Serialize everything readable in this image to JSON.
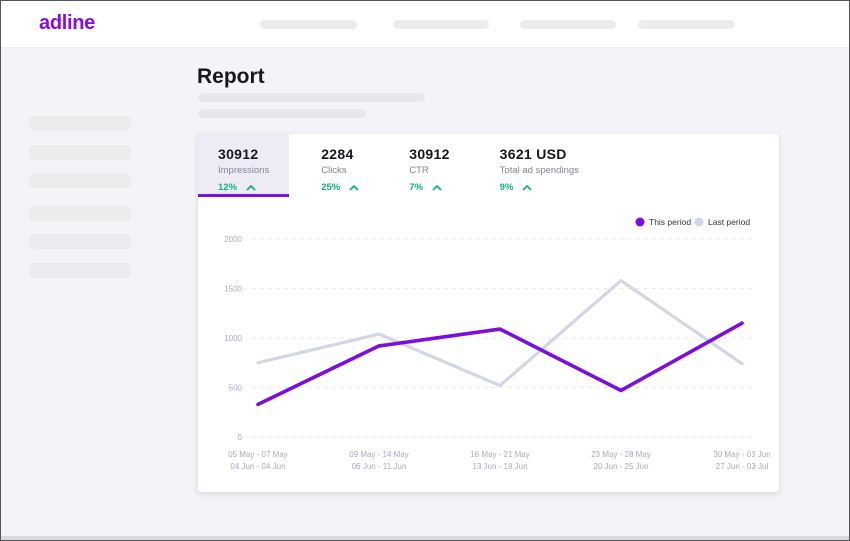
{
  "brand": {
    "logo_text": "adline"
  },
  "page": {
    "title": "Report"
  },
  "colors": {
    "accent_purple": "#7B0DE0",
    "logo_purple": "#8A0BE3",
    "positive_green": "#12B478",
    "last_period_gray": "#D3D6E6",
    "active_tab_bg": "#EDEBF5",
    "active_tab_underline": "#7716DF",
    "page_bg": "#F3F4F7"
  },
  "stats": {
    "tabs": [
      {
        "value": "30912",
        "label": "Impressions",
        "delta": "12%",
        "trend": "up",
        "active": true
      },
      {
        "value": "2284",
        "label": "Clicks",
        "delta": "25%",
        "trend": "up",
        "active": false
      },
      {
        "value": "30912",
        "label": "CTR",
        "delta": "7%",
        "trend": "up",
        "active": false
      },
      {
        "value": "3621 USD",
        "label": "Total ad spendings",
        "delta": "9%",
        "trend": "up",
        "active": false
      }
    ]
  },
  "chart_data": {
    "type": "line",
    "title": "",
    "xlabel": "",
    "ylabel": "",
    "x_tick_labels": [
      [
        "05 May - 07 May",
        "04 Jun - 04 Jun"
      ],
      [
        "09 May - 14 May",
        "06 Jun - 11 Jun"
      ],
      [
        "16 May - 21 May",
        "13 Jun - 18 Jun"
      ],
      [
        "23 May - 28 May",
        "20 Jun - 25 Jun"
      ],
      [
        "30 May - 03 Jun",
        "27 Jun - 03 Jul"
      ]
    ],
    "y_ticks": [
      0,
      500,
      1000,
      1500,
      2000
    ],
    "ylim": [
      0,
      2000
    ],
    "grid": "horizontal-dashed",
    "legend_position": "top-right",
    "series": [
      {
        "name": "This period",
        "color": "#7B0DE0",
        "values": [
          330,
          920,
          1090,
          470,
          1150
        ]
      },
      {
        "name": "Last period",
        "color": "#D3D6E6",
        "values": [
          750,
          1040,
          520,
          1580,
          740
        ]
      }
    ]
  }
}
──────────────────────────────
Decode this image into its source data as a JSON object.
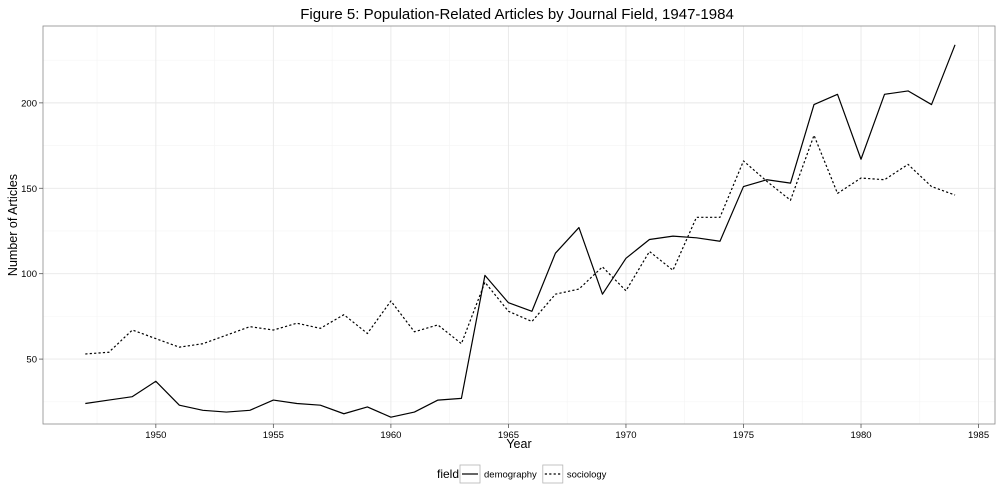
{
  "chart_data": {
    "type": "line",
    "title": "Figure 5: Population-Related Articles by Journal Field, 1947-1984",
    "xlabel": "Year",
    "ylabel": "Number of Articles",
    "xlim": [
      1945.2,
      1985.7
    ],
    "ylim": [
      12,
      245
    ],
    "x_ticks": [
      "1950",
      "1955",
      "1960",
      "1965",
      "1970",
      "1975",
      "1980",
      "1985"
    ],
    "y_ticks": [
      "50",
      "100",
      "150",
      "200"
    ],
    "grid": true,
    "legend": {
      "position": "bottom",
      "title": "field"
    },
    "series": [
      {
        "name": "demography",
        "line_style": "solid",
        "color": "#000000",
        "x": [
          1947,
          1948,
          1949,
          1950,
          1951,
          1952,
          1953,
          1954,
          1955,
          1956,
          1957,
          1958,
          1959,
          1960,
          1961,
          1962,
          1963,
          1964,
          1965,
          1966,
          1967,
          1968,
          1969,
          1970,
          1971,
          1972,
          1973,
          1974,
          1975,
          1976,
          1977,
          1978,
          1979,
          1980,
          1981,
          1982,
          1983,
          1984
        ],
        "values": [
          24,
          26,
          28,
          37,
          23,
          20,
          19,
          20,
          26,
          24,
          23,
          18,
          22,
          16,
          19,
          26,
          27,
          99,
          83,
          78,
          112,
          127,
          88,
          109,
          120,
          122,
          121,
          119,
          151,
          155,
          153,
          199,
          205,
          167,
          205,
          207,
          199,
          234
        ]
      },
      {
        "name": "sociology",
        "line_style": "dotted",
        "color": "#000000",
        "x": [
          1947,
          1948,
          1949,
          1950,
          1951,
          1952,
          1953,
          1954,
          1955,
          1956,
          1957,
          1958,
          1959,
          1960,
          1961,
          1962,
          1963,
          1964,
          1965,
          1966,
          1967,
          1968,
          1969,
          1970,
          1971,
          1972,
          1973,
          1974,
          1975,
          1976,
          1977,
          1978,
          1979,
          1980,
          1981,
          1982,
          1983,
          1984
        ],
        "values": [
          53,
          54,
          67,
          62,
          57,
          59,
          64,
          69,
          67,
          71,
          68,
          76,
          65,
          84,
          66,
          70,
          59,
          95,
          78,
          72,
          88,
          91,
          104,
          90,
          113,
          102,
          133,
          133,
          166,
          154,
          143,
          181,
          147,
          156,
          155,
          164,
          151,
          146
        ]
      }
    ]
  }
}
──────────────────────────────
### Written request
Return each line of the listing that holds the string "image".

### The result
Serialize everything readable in this image to JSON.
Decode this image into its source data as a JSON object.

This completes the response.